WRITTEN TASK =>
State the number of lines in the material below that have "ylabel" in them, without any other text.

------

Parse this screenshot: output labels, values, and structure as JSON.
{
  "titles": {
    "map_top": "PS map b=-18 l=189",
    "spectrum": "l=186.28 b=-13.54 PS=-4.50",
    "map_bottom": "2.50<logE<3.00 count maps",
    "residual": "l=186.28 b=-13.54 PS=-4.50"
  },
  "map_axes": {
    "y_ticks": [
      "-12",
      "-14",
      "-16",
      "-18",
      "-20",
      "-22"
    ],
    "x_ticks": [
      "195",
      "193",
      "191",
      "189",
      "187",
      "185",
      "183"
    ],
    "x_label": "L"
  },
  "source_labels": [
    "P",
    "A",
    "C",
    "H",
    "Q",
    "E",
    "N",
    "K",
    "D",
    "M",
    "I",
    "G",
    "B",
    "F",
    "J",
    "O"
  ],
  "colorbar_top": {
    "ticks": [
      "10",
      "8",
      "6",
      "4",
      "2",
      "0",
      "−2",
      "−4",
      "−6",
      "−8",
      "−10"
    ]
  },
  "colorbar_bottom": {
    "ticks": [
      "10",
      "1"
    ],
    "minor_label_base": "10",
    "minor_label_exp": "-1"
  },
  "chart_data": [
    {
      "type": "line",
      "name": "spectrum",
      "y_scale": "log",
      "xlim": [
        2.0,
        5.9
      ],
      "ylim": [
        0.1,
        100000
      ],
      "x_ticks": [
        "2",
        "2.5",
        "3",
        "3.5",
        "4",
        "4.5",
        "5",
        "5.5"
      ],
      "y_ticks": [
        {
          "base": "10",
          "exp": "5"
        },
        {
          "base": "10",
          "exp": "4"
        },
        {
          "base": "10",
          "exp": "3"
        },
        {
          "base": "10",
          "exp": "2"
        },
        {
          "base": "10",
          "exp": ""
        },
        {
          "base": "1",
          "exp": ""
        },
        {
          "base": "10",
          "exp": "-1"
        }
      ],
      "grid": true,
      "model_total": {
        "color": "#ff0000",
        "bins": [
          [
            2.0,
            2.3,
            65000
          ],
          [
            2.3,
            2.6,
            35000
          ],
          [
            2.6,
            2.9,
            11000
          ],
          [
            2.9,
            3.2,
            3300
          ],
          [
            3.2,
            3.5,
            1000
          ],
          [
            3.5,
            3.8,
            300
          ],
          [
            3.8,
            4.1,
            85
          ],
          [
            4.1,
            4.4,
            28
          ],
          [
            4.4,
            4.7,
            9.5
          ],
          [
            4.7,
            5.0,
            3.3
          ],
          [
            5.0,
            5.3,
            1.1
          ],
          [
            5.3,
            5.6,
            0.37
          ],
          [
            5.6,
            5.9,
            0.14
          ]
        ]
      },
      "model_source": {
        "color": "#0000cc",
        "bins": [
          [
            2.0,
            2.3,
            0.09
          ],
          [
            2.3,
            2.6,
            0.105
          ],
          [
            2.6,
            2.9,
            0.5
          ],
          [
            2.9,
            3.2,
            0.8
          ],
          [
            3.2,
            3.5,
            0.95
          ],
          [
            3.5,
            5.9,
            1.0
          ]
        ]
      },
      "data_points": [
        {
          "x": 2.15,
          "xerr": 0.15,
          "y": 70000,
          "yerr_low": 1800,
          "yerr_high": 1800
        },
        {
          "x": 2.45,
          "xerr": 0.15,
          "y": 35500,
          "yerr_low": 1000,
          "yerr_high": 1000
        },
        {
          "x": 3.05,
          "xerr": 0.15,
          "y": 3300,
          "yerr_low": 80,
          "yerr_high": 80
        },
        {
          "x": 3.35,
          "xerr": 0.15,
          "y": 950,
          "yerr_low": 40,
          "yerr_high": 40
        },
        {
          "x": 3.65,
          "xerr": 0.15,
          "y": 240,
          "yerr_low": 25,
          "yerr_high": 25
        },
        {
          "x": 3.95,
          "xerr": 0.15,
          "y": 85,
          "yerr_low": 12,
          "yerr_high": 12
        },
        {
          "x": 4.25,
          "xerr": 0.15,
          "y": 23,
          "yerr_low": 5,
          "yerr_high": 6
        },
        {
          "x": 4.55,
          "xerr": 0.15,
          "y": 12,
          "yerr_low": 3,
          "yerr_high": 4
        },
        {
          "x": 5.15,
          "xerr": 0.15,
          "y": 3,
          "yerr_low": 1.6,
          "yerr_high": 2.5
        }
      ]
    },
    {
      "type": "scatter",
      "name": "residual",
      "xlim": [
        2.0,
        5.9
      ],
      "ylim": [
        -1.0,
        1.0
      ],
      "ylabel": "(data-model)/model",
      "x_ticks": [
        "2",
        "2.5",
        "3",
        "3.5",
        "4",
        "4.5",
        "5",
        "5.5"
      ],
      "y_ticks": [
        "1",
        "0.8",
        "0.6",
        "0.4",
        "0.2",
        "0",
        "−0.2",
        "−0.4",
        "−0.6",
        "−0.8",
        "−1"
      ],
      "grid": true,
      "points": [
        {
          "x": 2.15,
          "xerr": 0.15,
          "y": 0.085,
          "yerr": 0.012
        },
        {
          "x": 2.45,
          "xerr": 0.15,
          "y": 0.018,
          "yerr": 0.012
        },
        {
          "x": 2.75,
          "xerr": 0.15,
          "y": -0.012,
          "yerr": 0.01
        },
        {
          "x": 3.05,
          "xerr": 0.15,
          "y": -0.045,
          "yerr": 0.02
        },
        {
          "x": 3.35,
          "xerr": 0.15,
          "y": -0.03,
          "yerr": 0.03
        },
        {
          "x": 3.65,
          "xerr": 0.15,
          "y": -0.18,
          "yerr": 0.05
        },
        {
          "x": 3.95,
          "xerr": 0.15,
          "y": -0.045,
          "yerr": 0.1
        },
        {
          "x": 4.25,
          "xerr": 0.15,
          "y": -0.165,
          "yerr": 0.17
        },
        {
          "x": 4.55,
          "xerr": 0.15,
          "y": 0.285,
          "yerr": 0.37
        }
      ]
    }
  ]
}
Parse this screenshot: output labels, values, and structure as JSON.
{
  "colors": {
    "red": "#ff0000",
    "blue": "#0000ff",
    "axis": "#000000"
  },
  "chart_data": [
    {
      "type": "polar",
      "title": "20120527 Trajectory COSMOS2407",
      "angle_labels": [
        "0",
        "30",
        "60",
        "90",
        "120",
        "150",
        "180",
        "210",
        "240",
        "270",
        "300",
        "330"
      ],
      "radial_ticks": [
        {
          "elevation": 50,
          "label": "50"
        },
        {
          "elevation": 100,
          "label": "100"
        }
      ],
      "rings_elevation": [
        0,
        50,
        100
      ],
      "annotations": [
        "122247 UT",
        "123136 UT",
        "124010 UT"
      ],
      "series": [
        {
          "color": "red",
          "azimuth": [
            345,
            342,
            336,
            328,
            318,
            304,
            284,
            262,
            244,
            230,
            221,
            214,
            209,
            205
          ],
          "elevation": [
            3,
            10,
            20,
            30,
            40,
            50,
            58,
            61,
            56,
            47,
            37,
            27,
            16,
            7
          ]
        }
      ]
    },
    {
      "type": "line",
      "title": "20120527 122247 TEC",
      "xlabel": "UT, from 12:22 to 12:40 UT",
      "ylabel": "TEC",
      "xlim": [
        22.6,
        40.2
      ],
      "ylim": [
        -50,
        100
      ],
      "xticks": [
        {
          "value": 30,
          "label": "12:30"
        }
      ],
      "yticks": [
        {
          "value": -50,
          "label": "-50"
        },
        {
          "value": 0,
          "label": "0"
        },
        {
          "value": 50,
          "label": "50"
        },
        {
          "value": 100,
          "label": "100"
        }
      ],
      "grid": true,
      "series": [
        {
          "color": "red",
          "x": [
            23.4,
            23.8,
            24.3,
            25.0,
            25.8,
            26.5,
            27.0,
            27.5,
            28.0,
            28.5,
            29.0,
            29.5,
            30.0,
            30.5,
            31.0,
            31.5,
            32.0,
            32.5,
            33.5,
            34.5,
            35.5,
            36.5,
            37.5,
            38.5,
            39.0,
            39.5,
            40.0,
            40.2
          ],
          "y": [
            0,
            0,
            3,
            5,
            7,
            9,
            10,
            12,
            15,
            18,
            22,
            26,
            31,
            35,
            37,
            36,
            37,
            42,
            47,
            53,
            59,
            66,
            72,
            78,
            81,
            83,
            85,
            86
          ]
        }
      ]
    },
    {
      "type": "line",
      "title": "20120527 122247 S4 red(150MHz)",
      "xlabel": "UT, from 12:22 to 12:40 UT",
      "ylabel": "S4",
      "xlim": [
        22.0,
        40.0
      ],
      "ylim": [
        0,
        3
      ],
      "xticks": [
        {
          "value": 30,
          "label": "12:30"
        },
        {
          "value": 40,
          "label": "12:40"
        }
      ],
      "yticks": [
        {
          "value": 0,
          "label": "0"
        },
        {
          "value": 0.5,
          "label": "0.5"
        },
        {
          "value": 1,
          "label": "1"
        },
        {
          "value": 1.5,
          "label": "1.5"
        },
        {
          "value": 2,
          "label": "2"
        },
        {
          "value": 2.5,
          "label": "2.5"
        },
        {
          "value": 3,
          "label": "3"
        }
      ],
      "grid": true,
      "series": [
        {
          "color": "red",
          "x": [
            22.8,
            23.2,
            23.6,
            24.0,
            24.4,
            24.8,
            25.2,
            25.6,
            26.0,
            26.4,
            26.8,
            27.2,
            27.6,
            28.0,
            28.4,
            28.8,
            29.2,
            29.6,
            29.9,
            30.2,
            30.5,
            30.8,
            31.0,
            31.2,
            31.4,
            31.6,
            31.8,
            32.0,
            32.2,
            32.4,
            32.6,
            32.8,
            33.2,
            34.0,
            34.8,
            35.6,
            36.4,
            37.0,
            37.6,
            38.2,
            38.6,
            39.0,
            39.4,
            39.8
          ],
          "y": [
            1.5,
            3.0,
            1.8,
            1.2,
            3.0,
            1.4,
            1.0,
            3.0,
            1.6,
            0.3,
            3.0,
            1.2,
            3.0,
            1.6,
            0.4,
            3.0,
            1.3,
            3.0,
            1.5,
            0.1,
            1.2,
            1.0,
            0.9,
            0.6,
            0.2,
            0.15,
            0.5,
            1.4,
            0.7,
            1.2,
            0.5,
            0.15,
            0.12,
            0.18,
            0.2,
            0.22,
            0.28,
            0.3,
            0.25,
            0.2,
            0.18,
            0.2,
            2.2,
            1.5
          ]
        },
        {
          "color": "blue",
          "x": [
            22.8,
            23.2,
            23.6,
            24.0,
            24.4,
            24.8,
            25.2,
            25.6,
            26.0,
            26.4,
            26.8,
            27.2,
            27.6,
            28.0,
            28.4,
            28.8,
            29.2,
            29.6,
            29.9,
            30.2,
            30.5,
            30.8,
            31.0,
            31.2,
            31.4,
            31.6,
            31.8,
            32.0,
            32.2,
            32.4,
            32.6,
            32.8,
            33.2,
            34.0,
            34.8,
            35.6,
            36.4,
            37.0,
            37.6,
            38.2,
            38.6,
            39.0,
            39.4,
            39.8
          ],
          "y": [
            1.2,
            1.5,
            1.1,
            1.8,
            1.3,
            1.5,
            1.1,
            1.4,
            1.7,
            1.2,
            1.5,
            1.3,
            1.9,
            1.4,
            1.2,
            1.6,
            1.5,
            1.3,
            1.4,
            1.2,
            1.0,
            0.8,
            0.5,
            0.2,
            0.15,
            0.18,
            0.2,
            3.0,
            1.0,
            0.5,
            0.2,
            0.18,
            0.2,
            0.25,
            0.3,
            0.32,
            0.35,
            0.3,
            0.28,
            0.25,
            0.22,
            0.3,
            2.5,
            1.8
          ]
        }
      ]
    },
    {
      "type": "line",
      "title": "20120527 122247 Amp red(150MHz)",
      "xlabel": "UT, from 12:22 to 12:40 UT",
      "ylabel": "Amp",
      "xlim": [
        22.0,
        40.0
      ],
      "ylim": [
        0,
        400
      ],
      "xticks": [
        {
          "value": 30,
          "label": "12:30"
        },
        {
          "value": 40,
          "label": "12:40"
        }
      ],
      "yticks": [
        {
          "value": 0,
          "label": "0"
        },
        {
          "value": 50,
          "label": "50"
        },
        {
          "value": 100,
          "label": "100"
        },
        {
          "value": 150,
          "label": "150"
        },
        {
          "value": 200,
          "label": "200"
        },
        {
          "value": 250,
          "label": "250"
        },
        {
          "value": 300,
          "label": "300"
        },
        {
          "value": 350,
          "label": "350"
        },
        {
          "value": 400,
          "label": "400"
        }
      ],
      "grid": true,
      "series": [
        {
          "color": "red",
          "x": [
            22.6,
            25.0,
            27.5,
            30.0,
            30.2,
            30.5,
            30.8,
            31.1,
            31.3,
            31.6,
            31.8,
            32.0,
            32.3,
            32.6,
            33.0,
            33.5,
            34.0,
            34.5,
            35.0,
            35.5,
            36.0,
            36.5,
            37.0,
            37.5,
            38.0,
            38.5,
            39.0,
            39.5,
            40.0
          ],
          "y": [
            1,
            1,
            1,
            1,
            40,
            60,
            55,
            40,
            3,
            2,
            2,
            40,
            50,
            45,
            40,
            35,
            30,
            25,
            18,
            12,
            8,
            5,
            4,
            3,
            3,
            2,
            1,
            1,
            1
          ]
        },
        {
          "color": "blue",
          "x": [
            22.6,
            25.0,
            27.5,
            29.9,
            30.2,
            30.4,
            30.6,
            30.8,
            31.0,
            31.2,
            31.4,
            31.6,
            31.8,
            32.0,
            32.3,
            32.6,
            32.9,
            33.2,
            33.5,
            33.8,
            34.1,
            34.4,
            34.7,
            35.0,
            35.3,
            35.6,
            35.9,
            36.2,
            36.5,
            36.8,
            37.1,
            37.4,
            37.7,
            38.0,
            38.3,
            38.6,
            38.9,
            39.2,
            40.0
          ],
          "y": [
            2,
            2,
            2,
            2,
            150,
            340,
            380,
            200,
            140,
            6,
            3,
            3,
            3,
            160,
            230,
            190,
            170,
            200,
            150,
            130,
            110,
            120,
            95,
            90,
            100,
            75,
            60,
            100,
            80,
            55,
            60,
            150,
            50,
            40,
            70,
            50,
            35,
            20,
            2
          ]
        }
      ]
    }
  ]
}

------

SOLUTION FOR THIS EXERCISE =>
4